• [WRITTEN TASK]:
In the listing that follows, count each line containing the string "title" and report only the count.

• [DATASET RECORDS]:
□ □ □ □ □

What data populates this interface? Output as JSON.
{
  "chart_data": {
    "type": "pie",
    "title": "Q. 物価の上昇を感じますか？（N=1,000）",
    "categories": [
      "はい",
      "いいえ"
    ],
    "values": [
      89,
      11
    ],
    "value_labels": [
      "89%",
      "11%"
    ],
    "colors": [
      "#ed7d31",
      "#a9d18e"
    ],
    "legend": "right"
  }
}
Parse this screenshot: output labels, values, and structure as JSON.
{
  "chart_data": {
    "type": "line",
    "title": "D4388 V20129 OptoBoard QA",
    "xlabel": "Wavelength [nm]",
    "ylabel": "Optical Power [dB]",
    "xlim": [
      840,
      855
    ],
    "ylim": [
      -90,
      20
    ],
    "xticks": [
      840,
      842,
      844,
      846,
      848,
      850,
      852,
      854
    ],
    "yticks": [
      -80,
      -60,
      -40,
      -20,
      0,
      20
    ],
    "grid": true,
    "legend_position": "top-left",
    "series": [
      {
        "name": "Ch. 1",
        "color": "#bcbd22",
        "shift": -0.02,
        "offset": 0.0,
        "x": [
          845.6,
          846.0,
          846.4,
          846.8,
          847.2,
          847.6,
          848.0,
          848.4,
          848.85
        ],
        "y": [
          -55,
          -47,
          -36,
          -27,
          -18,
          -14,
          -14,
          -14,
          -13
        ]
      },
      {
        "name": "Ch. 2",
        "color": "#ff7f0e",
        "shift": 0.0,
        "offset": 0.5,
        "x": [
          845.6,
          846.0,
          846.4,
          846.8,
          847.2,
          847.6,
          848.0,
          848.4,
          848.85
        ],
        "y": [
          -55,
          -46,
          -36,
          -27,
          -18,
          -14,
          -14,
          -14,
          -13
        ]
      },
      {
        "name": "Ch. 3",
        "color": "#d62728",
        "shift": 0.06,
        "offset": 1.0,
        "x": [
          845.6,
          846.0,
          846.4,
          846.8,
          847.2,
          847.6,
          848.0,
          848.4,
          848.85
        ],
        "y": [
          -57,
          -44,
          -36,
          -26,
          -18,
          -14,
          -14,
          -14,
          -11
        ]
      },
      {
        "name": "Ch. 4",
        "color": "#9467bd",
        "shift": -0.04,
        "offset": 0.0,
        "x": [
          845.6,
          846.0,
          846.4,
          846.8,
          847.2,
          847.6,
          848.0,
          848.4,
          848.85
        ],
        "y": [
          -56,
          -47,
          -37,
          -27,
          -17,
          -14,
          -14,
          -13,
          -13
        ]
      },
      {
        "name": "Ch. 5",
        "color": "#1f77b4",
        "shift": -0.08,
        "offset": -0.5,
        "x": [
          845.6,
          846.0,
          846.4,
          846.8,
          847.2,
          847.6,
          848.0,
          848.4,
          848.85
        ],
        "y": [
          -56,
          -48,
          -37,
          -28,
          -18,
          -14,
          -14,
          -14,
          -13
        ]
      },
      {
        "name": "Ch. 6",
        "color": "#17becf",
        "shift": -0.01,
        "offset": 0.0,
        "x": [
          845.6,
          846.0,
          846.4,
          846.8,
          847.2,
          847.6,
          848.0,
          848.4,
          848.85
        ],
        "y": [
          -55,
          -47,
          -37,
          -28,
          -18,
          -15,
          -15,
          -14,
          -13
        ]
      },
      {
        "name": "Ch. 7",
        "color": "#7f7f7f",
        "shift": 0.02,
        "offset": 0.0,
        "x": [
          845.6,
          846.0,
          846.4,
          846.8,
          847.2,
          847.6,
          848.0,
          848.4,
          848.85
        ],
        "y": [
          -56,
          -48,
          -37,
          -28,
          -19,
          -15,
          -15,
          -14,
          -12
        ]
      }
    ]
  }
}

□ □ □ □ □

• [EXERCISE RESULT]:
2